* **To do**: Return the whole listing, line for line, without the pictures in it.

(Extracted data entries)

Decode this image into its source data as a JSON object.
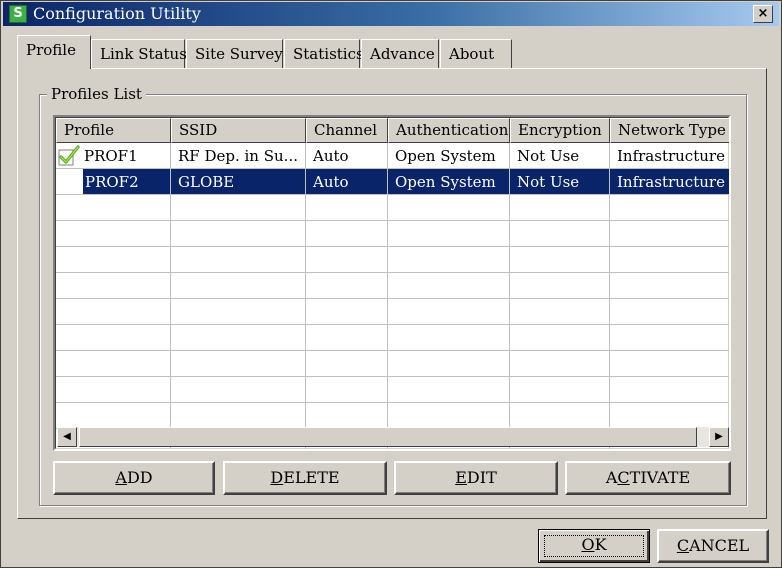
{
  "window": {
    "title": "Configuration Utility",
    "icon_letter": "S",
    "close_glyph": "×"
  },
  "tabs": [
    {
      "label": "Profile",
      "active": true
    },
    {
      "label": "Link Status",
      "active": false
    },
    {
      "label": "Site Survey",
      "active": false
    },
    {
      "label": "Statistics",
      "active": false
    },
    {
      "label": "Advance",
      "active": false
    },
    {
      "label": "About",
      "active": false
    }
  ],
  "profiles_list": {
    "group_label": "Profiles List",
    "columns": [
      "Profile",
      "SSID",
      "Channel",
      "Authentication",
      "Encryption",
      "Network Type"
    ],
    "rows": [
      {
        "profile": "PROF1",
        "ssid": "RF Dep. in Su...",
        "channel": "Auto",
        "authentication": "Open System",
        "encryption": "Not Use",
        "network_type": "Infrastructure",
        "active_icon": "checkmark-icon",
        "selected": false
      },
      {
        "profile": "PROF2",
        "ssid": "GLOBE",
        "channel": "Auto",
        "authentication": "Open System",
        "encryption": "Not Use",
        "network_type": "Infrastructure",
        "active_icon": "",
        "selected": true
      }
    ],
    "empty_row_count": 10
  },
  "actions": {
    "add": {
      "pre": "",
      "mnemonic": "A",
      "post": "DD"
    },
    "delete": {
      "pre": "",
      "mnemonic": "D",
      "post": "ELETE"
    },
    "edit": {
      "pre": "",
      "mnemonic": "E",
      "post": "DIT"
    },
    "activate": {
      "pre": "A",
      "mnemonic": "C",
      "post": "TIVATE"
    }
  },
  "dialog_buttons": {
    "ok": {
      "pre": "",
      "mnemonic": "O",
      "post": "K"
    },
    "cancel": {
      "pre": "",
      "mnemonic": "C",
      "post": "ANCEL"
    }
  },
  "colors": {
    "selection": "#0a246a",
    "titlebar_start": "#0a246a",
    "face": "#d4d0c8",
    "check": "#3cb043"
  }
}
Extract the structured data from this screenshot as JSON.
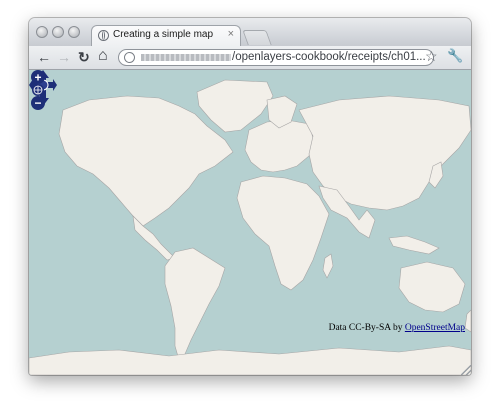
{
  "browser": {
    "tab_title": "Creating a simple map",
    "tab_close": "×",
    "url": "/openlayers-cookbook/receipts/ch01...",
    "nav": {
      "back_icon": "←",
      "forward_icon": "→",
      "reload_icon": "↻",
      "home_icon": "⌂",
      "star_icon": "☆",
      "wrench_icon": "🔧"
    }
  },
  "map": {
    "attribution_text": "Data CC-By-SA by ",
    "attribution_link": "OpenStreetMap",
    "zoom_in_label": "+",
    "zoom_out_label": "−",
    "colors": {
      "ocean": "#b5d0d0",
      "land": "#f2efe9",
      "borders": "#a7a6a6",
      "controls": "#1e2f78"
    }
  }
}
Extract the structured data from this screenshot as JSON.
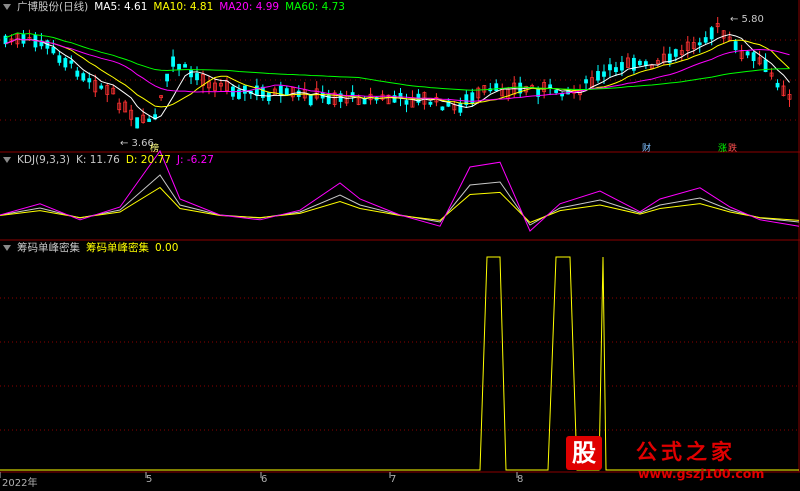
{
  "panels": {
    "main": {
      "title": "广博股份(日线)",
      "ma": [
        {
          "label": "MA5: 4.61",
          "color": "#ffffff"
        },
        {
          "label": "MA10: 4.81",
          "color": "#ffff00"
        },
        {
          "label": "MA20: 4.99",
          "color": "#ff00ff"
        },
        {
          "label": "MA60: 4.73",
          "color": "#00ff00"
        }
      ]
    },
    "kdj": {
      "title": "KDJ(9,3,3)",
      "values": [
        {
          "label": "K: 11.76",
          "color": "#c8c8c8"
        },
        {
          "label": "D: 20.77",
          "color": "#ffff00"
        },
        {
          "label": "J: -6.27",
          "color": "#ff00ff"
        }
      ]
    },
    "chip": {
      "title": "筹码单峰密集",
      "series_label": "筹码单峰密集",
      "value": "0.00",
      "series_color": "#ffff00"
    }
  },
  "annotations": {
    "high": "5.80",
    "low": "3.66",
    "badge_low": "榜",
    "badge_mid": "财",
    "badge_right": "涨",
    "badge_right2": "跌"
  },
  "x_axis": {
    "labels": [
      "2022年",
      "5",
      "6",
      "7",
      "8"
    ]
  },
  "watermark": {
    "glyph": "股",
    "name": "公式之家",
    "url": "www.gszj100.com"
  },
  "colors": {
    "up": "#ff3232",
    "down": "#00ffff",
    "grid": "#8b0000",
    "ma5": "#ffffff",
    "ma10": "#ffff00",
    "ma20": "#ff00ff",
    "ma60": "#00ff00"
  },
  "chart_data": [
    {
      "type": "candlestick",
      "title": "广博股份(日线)",
      "x": [
        "2022年",
        "5",
        "6",
        "7",
        "8"
      ],
      "series": [
        {
          "name": "MA5",
          "values": [
            4.61
          ]
        },
        {
          "name": "MA10",
          "values": [
            4.81
          ]
        },
        {
          "name": "MA20",
          "values": [
            4.99
          ]
        },
        {
          "name": "MA60",
          "values": [
            4.73
          ]
        }
      ],
      "annotations": [
        "5.80",
        "3.66"
      ]
    },
    {
      "type": "line",
      "title": "KDJ(9,3,3)",
      "series": [
        {
          "name": "K",
          "values": [
            11.76
          ]
        },
        {
          "name": "D",
          "values": [
            20.77
          ]
        },
        {
          "name": "J",
          "values": [
            -6.27
          ]
        }
      ]
    },
    {
      "type": "line",
      "title": "筹码单峰密集",
      "series": [
        {
          "name": "筹码单峰密集",
          "values": [
            0.0
          ]
        }
      ]
    }
  ]
}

* **Final result**:
Decode this image into its source data as a JSON object.
{
  "window": {
    "title": "Configuration Utility",
    "icon_letter": "S",
    "close_glyph": "×"
  },
  "tabs": [
    {
      "label": "Profile",
      "active": true
    },
    {
      "label": "Link Status",
      "active": false
    },
    {
      "label": "Site Survey",
      "active": false
    },
    {
      "label": "Statistics",
      "active": false
    },
    {
      "label": "Advance",
      "active": false
    },
    {
      "label": "About",
      "active": false
    }
  ],
  "profiles_list": {
    "group_label": "Profiles List",
    "columns": [
      "Profile",
      "SSID",
      "Channel",
      "Authentication",
      "Encryption",
      "Network Type"
    ],
    "rows": [
      {
        "profile": "PROF1",
        "ssid": "RF Dep. in Su...",
        "channel": "Auto",
        "authentication": "Open System",
        "encryption": "Not Use",
        "network_type": "Infrastructure",
        "active_icon": "checkmark-icon",
        "selected": false
      },
      {
        "profile": "PROF2",
        "ssid": "GLOBE",
        "channel": "Auto",
        "authentication": "Open System",
        "encryption": "Not Use",
        "network_type": "Infrastructure",
        "active_icon": "",
        "selected": true
      }
    ],
    "empty_row_count": 10
  },
  "actions": {
    "add": {
      "pre": "",
      "mnemonic": "A",
      "post": "DD"
    },
    "delete": {
      "pre": "",
      "mnemonic": "D",
      "post": "ELETE"
    },
    "edit": {
      "pre": "",
      "mnemonic": "E",
      "post": "DIT"
    },
    "activate": {
      "pre": "A",
      "mnemonic": "C",
      "post": "TIVATE"
    }
  },
  "dialog_buttons": {
    "ok": {
      "pre": "",
      "mnemonic": "O",
      "post": "K"
    },
    "cancel": {
      "pre": "",
      "mnemonic": "C",
      "post": "ANCEL"
    }
  },
  "colors": {
    "selection": "#0a246a",
    "titlebar_start": "#0a246a",
    "face": "#d4d0c8",
    "check": "#3cb043"
  }
}
Extract the structured data from this screenshot as JSON.
{
  "browser": {
    "tab_title": "Creating a simple map",
    "tab_close": "×",
    "url": "/openlayers-cookbook/receipts/ch01...",
    "nav": {
      "back_icon": "←",
      "forward_icon": "→",
      "reload_icon": "↻",
      "home_icon": "⌂",
      "star_icon": "☆",
      "wrench_icon": "🔧"
    }
  },
  "map": {
    "attribution_text": "Data CC-By-SA by ",
    "attribution_link": "OpenStreetMap",
    "zoom_in_label": "+",
    "zoom_out_label": "−",
    "colors": {
      "ocean": "#b5d0d0",
      "land": "#f2efe9",
      "borders": "#a7a6a6",
      "controls": "#1e2f78"
    }
  }
}
Extract the structured data from this screenshot as JSON.
{
  "panels": {
    "main": {
      "title": "广博股份(日线)",
      "ma": [
        {
          "label": "MA5: 4.61",
          "color": "#ffffff"
        },
        {
          "label": "MA10: 4.81",
          "color": "#ffff00"
        },
        {
          "label": "MA20: 4.99",
          "color": "#ff00ff"
        },
        {
          "label": "MA60: 4.73",
          "color": "#00ff00"
        }
      ]
    },
    "kdj": {
      "title": "KDJ(9,3,3)",
      "values": [
        {
          "label": "K: 11.76",
          "color": "#c8c8c8"
        },
        {
          "label": "D: 20.77",
          "color": "#ffff00"
        },
        {
          "label": "J: -6.27",
          "color": "#ff00ff"
        }
      ]
    },
    "chip": {
      "title": "筹码单峰密集",
      "series_label": "筹码单峰密集",
      "value": "0.00",
      "series_color": "#ffff00"
    }
  },
  "annotations": {
    "high": "5.80",
    "low": "3.66",
    "badge_low": "榜",
    "badge_mid": "财",
    "badge_right": "涨",
    "badge_right2": "跌"
  },
  "x_axis": {
    "labels": [
      "2022年",
      "5",
      "6",
      "7",
      "8"
    ]
  },
  "watermark": {
    "glyph": "股",
    "name": "公式之家",
    "url": "www.gszj100.com"
  },
  "colors": {
    "up": "#ff3232",
    "down": "#00ffff",
    "grid": "#8b0000",
    "ma5": "#ffffff",
    "ma10": "#ffff00",
    "ma20": "#ff00ff",
    "ma60": "#00ff00"
  },
  "chart_data": [
    {
      "type": "candlestick",
      "title": "广博股份(日线)",
      "x": [
        "2022年",
        "5",
        "6",
        "7",
        "8"
      ],
      "series": [
        {
          "name": "MA5",
          "values": [
            4.61
          ]
        },
        {
          "name": "MA10",
          "values": [
            4.81
          ]
        },
        {
          "name": "MA20",
          "values": [
            4.99
          ]
        },
        {
          "name": "MA60",
          "values": [
            4.73
          ]
        }
      ],
      "annotations": [
        "5.80",
        "3.66"
      ]
    },
    {
      "type": "line",
      "title": "KDJ(9,3,3)",
      "series": [
        {
          "name": "K",
          "values": [
            11.76
          ]
        },
        {
          "name": "D",
          "values": [
            20.77
          ]
        },
        {
          "name": "J",
          "values": [
            -6.27
          ]
        }
      ]
    },
    {
      "type": "line",
      "title": "筹码单峰密集",
      "series": [
        {
          "name": "筹码单峰密集",
          "values": [
            0.0
          ]
        }
      ]
    }
  ]
}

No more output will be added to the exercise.